▸ **PROBLEM TO WORK ON**
Copy the data that follows, character for character, minus the pictures.

▸ **Data listing**

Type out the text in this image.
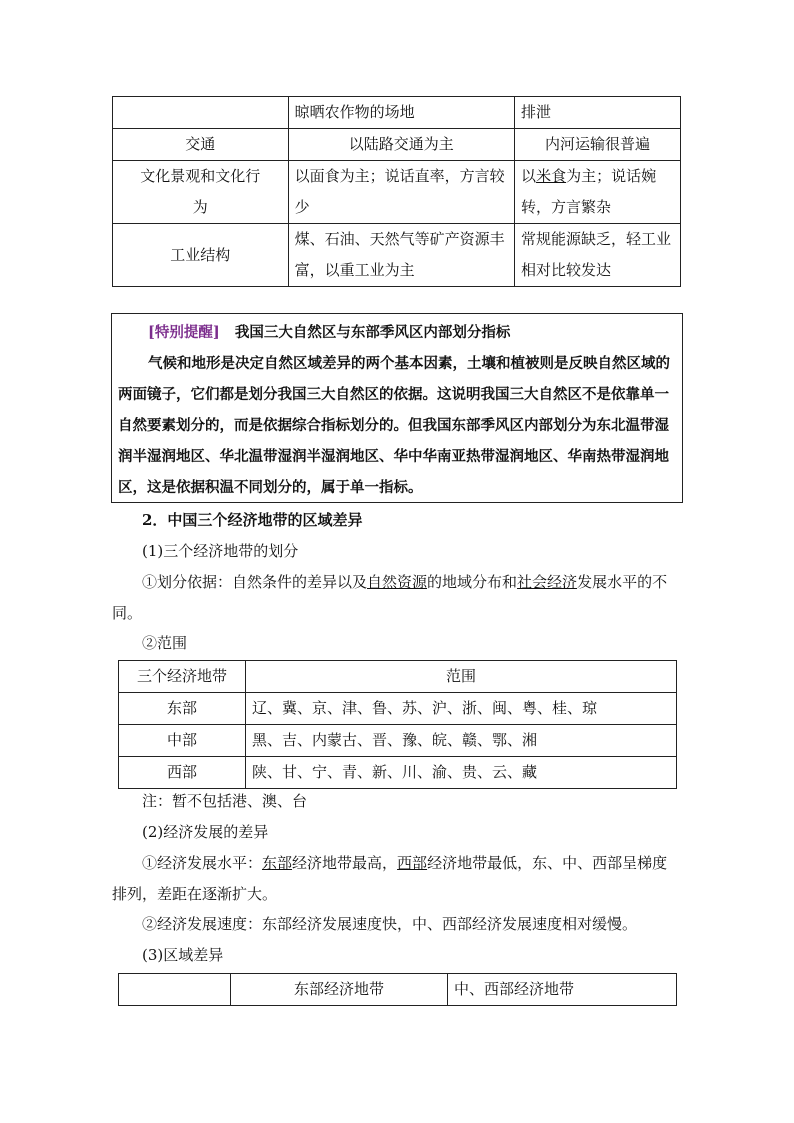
	晾晒农作物的场地	排泄
交通	以陆路交通为主	内河运输很普遍
文化景观和文化行为	以面食为主；说话直率，方言较少	以米食为主；说话婉转，方言繁杂
工业结构	煤、石油、天然气等矿产资源丰富，以重工业为主	常规能源缺乏，轻工业相对比较发达
[特别提醒] 我国三大自然区与东部季风区内部划分指标
气候和地形是决定自然区域差异的两个基本因素，土壤和植被则是反映自然区域的两面镜子，它们都是划分我国三大自然区的依据。这说明我国三大自然区不是依靠单一自然要素划分的，而是依据综合指标划分的。但我国东部季风区内部划分为东北温带湿润半湿润地区、华北温带湿润半湿润地区、华中华南亚热带湿润地区、华南热带湿润地区，这是依据积温不同划分的，属于单一指标。
2．中国三个经济地带的区域差异
(1)三个经济地带的划分
①划分依据：自然条件的差异以及自然资源的地域分布和社会经济发展水平的不同。
②范围
三个经济地带	范围
东部	辽、冀、京、津、鲁、苏、沪、浙、闽、粤、桂、琼
中部	黑、吉、内蒙古、晋、豫、皖、赣、鄂、湘
西部	陕、甘、宁、青、新、川、渝、贵、云、藏
注：暂不包括港、澳、台
(2)经济发展的差异
①经济发展水平：东部经济地带最高，西部经济地带最低，东、中、西部呈梯度排列，差距在逐渐扩大。
②经济发展速度：东部经济发展速度快，中、西部经济发展速度相对缓慢。
(3)区域差异
	东部经济地带	中、西部经济地带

▸ **ANSWER IN FULL**
Type out the text in this image.
	晾晒农作物的场地	排泄
交通	以陆路交通为主	内河运输很普遍
文化景观和文化行为	以面食为主；说话直率，方言较少	以米食为主；说话婉转，方言繁杂
工业结构	煤、石油、天然气等矿产资源丰富，以重工业为主	常规能源缺乏，轻工业相对比较发达
[特别提醒] 我国三大自然区与东部季风区内部划分指标
气候和地形是决定自然区域差异的两个基本因素，土壤和植被则是反映自然区域的两面镜子，它们都是划分我国三大自然区的依据。这说明我国三大自然区不是依靠单一自然要素划分的，而是依据综合指标划分的。但我国东部季风区内部划分为东北温带湿润半湿润地区、华北温带湿润半湿润地区、华中华南亚热带湿润地区、华南热带湿润地区，这是依据积温不同划分的，属于单一指标。
2．中国三个经济地带的区域差异
(1)三个经济地带的划分
①划分依据：自然条件的差异以及自然资源的地域分布和社会经济发展水平的不同。
②范围
三个经济地带	范围
东部	辽、冀、京、津、鲁、苏、沪、浙、闽、粤、桂、琼
中部	黑、吉、内蒙古、晋、豫、皖、赣、鄂、湘
西部	陕、甘、宁、青、新、川、渝、贵、云、藏
注：暂不包括港、澳、台
(2)经济发展的差异
①经济发展水平：东部经济地带最高，西部经济地带最低，东、中、西部呈梯度排列，差距在逐渐扩大。
②经济发展速度：东部经济发展速度快，中、西部经济发展速度相对缓慢。
(3)区域差异
	东部经济地带	中、西部经济地带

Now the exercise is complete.